● **Problem details**
From the listing below, select every line where the word "Altura" appears.

● **Provided data**

------------

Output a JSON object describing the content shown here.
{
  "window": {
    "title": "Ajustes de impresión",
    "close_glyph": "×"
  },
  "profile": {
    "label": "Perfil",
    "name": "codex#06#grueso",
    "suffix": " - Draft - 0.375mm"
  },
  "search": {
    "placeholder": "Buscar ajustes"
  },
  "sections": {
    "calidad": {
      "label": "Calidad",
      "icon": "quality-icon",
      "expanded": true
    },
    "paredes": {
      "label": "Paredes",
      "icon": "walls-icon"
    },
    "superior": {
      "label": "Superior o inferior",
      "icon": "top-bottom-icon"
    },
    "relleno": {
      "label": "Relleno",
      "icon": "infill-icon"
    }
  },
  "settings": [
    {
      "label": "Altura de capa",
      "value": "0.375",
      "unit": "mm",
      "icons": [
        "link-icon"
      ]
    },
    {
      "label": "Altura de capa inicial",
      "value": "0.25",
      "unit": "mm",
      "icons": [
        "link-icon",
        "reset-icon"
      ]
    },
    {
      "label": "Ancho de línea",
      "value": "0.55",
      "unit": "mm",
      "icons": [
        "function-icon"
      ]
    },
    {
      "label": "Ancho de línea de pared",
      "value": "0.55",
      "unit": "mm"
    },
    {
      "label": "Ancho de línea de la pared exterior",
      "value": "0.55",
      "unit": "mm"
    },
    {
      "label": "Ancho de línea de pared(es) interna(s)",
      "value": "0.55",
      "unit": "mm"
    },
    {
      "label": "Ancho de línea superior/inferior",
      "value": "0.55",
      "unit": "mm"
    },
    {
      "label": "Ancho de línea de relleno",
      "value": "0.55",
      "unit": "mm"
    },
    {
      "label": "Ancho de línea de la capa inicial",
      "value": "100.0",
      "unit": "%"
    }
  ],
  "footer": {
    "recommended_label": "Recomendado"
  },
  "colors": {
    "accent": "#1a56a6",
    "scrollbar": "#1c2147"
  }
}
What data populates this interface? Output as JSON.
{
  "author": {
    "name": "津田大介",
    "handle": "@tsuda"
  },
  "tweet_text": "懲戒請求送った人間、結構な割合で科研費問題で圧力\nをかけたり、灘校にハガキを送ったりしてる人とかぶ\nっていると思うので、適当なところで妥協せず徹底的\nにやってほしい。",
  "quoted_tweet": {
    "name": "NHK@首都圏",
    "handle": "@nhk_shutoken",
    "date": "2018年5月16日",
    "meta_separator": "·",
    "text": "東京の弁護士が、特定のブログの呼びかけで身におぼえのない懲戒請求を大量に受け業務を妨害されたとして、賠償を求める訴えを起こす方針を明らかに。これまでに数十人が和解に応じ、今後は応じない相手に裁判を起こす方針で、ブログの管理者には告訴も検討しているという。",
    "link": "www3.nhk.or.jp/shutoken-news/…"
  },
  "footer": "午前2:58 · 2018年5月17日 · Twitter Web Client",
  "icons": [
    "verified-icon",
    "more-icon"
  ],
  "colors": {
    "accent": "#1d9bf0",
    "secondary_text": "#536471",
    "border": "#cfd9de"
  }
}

------------

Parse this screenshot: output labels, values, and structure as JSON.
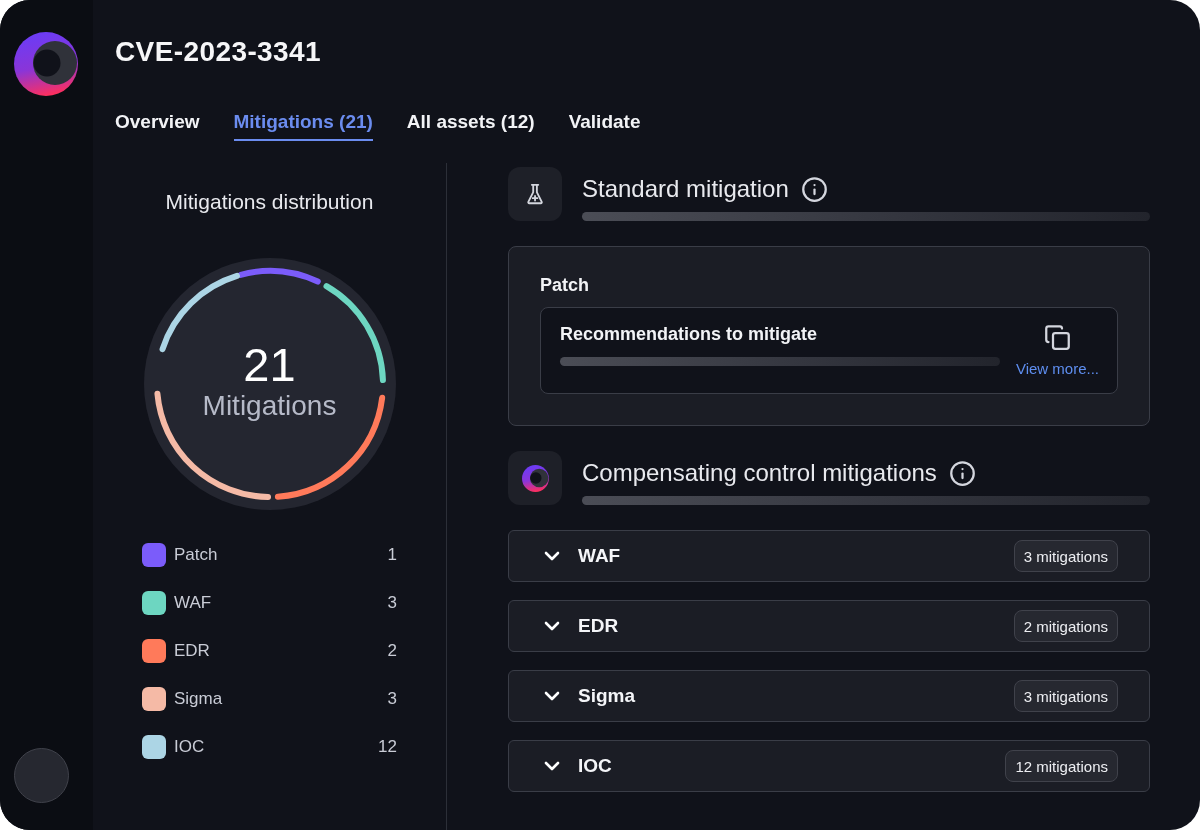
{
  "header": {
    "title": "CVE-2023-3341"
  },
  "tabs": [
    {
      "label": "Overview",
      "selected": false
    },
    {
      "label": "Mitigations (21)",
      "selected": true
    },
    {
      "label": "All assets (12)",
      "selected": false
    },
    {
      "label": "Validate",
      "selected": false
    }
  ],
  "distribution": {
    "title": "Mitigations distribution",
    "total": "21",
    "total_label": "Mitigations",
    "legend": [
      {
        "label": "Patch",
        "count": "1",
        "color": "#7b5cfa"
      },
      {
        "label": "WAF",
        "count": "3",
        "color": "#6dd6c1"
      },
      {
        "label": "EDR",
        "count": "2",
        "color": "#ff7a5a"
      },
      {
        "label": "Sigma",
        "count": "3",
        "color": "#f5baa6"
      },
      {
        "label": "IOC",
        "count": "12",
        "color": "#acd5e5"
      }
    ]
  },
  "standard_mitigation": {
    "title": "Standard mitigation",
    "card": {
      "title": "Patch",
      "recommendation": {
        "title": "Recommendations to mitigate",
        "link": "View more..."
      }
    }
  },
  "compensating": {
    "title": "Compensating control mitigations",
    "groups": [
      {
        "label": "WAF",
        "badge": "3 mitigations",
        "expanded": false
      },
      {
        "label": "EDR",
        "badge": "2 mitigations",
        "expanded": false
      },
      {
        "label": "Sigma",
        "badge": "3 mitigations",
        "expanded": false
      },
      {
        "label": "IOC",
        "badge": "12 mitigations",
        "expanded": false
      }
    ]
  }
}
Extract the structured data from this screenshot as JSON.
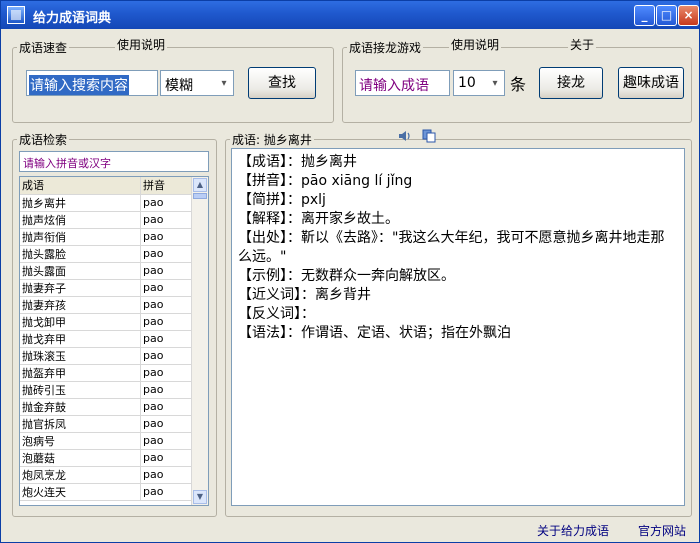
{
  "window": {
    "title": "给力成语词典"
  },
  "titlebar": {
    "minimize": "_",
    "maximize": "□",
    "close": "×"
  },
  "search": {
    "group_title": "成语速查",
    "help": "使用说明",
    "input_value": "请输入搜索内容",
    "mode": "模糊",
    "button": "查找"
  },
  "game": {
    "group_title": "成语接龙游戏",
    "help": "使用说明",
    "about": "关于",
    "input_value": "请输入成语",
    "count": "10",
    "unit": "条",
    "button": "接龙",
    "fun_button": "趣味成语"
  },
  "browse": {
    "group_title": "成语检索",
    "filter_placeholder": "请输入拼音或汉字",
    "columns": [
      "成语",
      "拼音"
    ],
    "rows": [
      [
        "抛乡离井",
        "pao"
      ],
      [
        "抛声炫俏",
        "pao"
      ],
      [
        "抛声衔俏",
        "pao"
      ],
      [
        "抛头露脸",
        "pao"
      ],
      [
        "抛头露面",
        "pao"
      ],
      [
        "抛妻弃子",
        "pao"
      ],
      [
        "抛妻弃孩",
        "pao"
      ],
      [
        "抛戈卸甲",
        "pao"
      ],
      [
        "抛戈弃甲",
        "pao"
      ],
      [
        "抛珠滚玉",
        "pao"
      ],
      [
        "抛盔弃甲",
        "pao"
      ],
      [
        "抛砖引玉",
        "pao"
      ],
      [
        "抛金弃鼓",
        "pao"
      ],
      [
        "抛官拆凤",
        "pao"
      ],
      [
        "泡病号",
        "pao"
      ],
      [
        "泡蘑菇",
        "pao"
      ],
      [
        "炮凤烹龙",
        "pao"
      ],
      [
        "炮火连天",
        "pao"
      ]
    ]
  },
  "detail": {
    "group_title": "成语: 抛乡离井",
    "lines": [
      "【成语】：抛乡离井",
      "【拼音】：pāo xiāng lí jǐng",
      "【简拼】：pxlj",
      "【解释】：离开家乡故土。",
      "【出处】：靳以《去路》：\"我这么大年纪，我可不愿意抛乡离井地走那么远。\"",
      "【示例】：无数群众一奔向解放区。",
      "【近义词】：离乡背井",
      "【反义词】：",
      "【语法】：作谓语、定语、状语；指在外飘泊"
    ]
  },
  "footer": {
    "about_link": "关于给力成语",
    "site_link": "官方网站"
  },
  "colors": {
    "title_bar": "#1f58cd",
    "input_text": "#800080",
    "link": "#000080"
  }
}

------------

● **Response**
      "label": "Altura de capa",
      "label": "Altura de capa inicial",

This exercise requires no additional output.